Do this:
Gather the lines from the material that contain "静宁村大桥左幅".

Records to process:
□ □ □ □ □

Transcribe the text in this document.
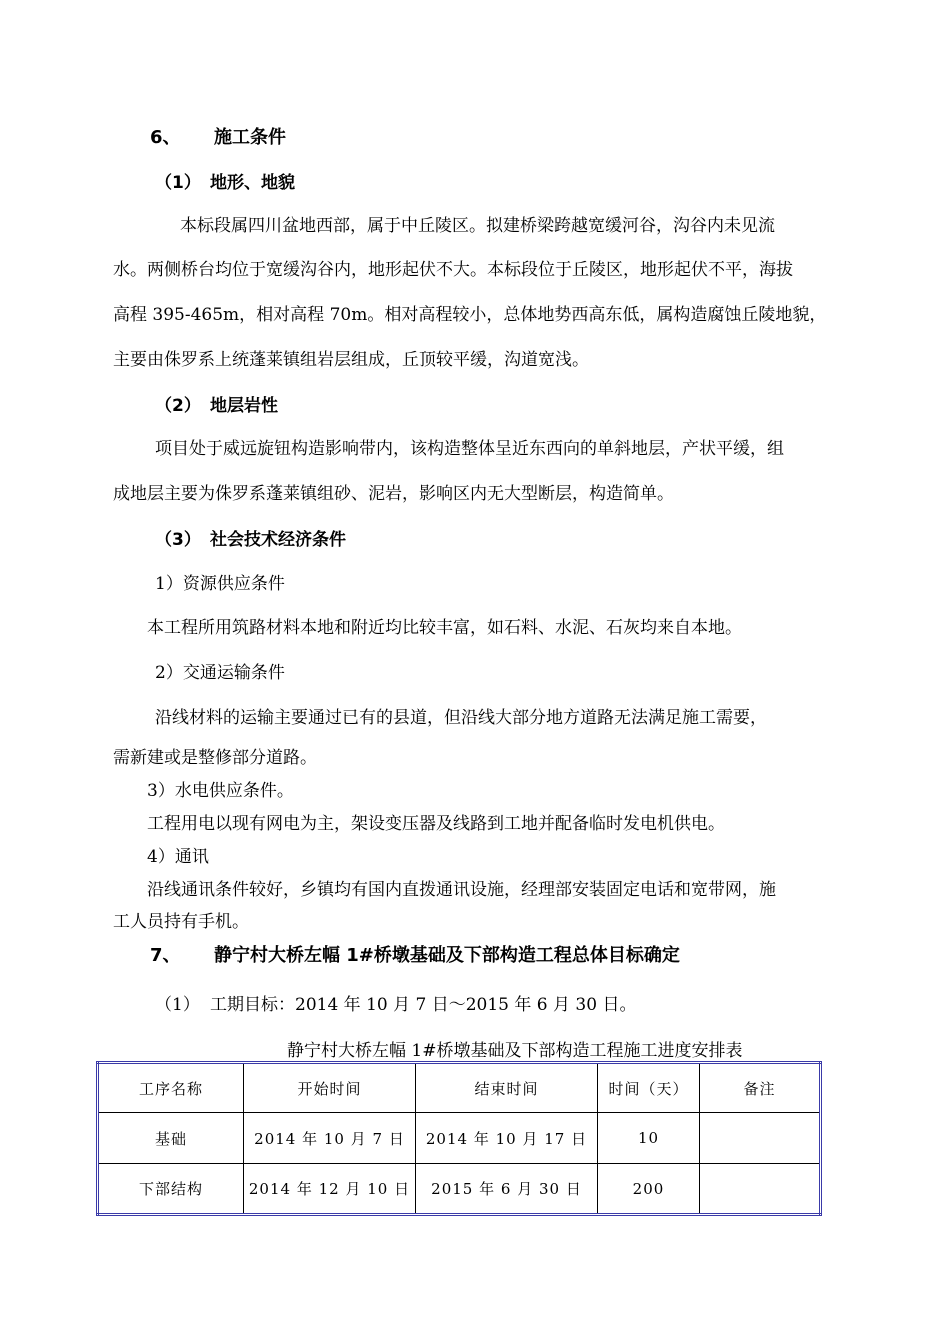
6、 施工条件
（1） 地形、地貌
本标段属四川盆地西部，属于中丘陵区。拟建桥梁跨越宽缓河谷，沟谷内未见流
水。两侧桥台均位于宽缓沟谷内，地形起伏不大。本标段位于丘陵区，地形起伏不平，海拔
高程 395-465m，相对高程 70m。相对高程较小，总体地势西高东低，属构造腐蚀丘陵地貌，
主要由侏罗系上统蓬莱镇组岩层组成，丘顶较平缓，沟道宽浅。
（2） 地层岩性
项目处于威远旋钮构造影响带内，该构造整体呈近东西向的单斜地层，产状平缓，组
成地层主要为侏罗系蓬莱镇组砂、泥岩，影响区内无大型断层，构造简单。
（3） 社会技术经济条件
1）资源供应条件
本工程所用筑路材料本地和附近均比较丰富，如石料、水泥、石灰均来自本地。
2）交通运输条件
沿线材料的运输主要通过已有的县道，但沿线大部分地方道路无法满足施工需要，
需新建或是整修部分道路。
3）水电供应条件。
工程用电以现有网电为主，架设变压器及线路到工地并配备临时发电机供电。
4）通讯
沿线通讯条件较好，乡镇均有国内直拨通讯设施，经理部安装固定电话和宽带网，施
工人员持有手机。
7、 静宁村大桥左幅 1#桥墩基础及下部构造工程总体目标确定
（1） 工期目标：2014 年 10 月 7 日～2015 年 6 月 30 日。
静宁村大桥左幅 1#桥墩基础及下部构造工程施工进度安排表
工序名称	开始时间	结束时间	时间（天）	备注
基础	2014 年 10 月 7 日	2014 年 10 月 17 日	10	
下部结构	2014 年 12 月 10 日	2015 年 6 月 30 日	200	
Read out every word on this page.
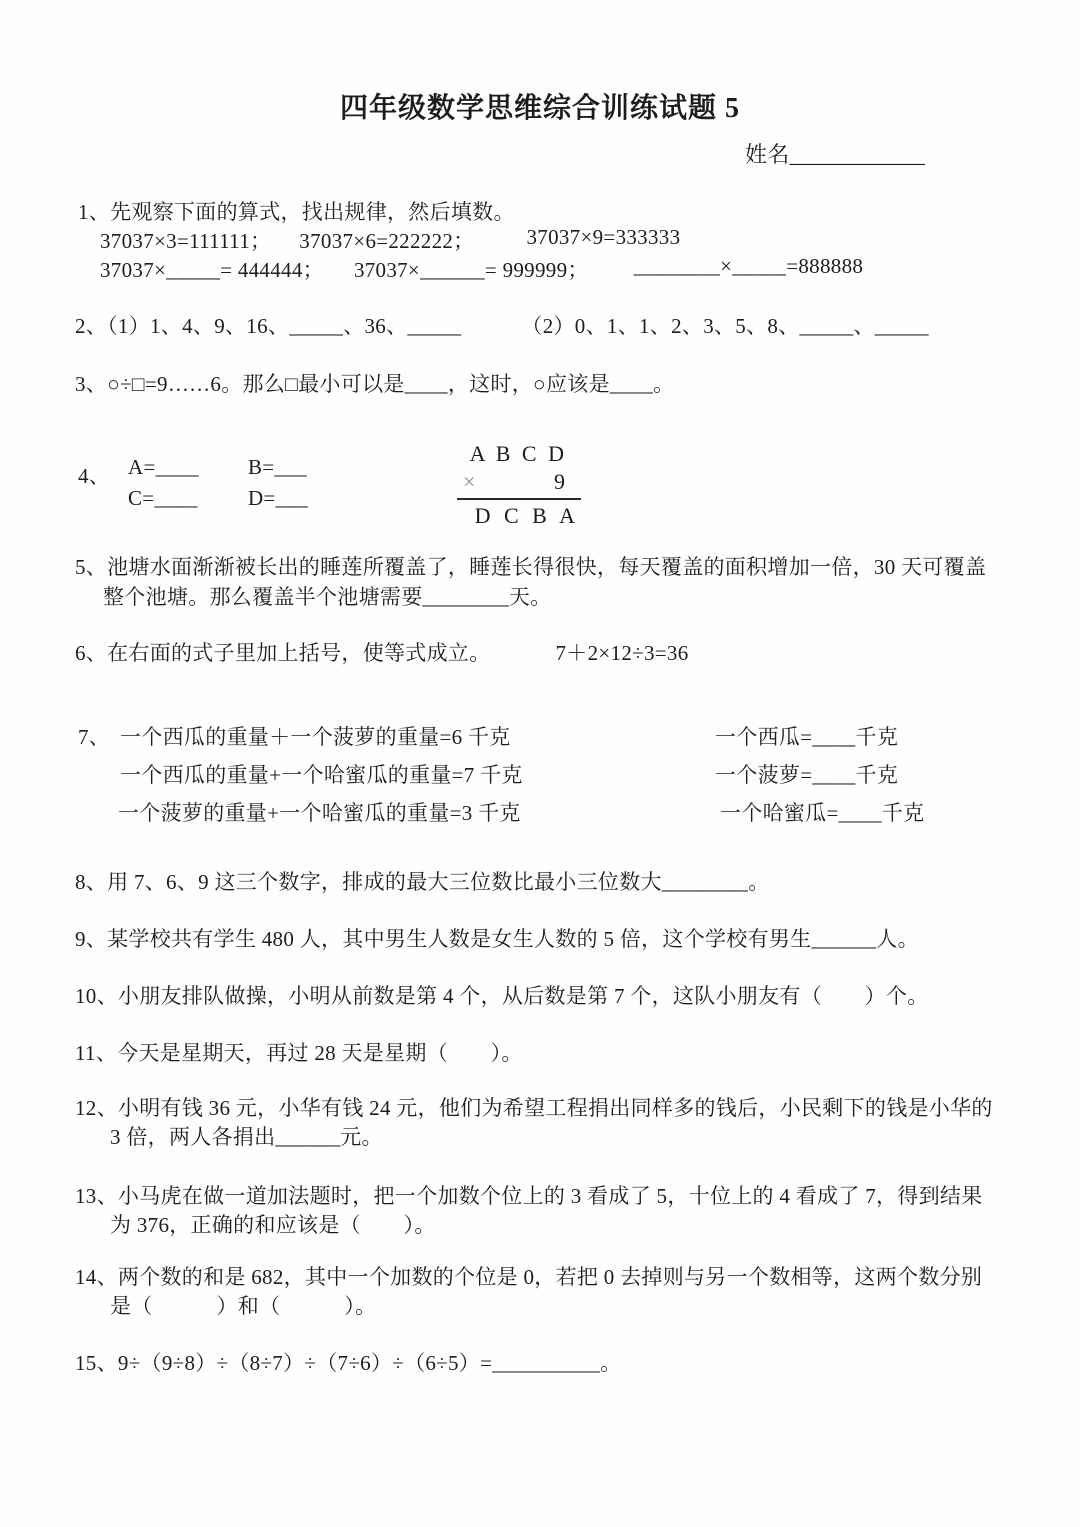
四年级数学思维综合训练试题 5
姓名____________
1、先观察下面的算式，找出规律，然后填数。
37037×3=111111； 37037×6=222222； 37037×9=333333
37037×_____= 444444； 37037×______= 999999； ________×_____=888888
2、（1）1、4、9、16、_____、36、_____	（2）0、1、1、2、3、5、8、_____、_____
3、○÷□=9……6。那么□最小可以是____，这时，○应该是____。
4、 A=____ B=___
C=____ D=___
A B C D
×	9
D C B A
5、池塘水面渐渐被长出的睡莲所覆盖了，睡莲长得很快，每天覆盖的面积增加一倍，30 天可覆盖
整个池塘。那么覆盖半个池塘需要________天。
6、在右面的式子里加上括号，使等式成立。	7＋2×12÷3=36
7、 一个西瓜的重量＋一个菠萝的重量=6 千克	一个西瓜=____千克
一个西瓜的重量+一个哈蜜瓜的重量=7 千克	一个菠萝=____千克
一个菠萝的重量+一个哈蜜瓜的重量=3 千克	一个哈蜜瓜=____千克
8、用 7、6、9 这三个数字，排成的最大三位数比最小三位数大________。
9、某学校共有学生 480 人，其中男生人数是女生人数的 5 倍，这个学校有男生______人。
10、小朋友排队做操，小明从前数是第 4 个，从后数是第 7 个，这队小朋友有（　　）个。
11、今天是星期天，再过 28 天是星期（　　）。
12、小明有钱 36 元，小华有钱 24 元，他们为希望工程捐出同样多的钱后，小民剩下的钱是小华的
3 倍，两人各捐出______元。
13、小马虎在做一道加法题时，把一个加数个位上的 3 看成了 5，十位上的 4 看成了 7，得到结果
为 376，正确的和应该是（　　）。
14、两个数的和是 682，其中一个加数的个位是 0，若把 0 去掉则与另一个数相等，这两个数分别
是（　　　）和（　　　）。
15、9÷（9÷8）÷（8÷7）÷（7÷6）÷（6÷5）=__________。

□ □ □ □ □

Exercise response:
7、 静宁村大桥左幅 1#桥墩基础及下部构造工程总体目标确定
静宁村大桥左幅 1#桥墩基础及下部构造工程施工进度安排表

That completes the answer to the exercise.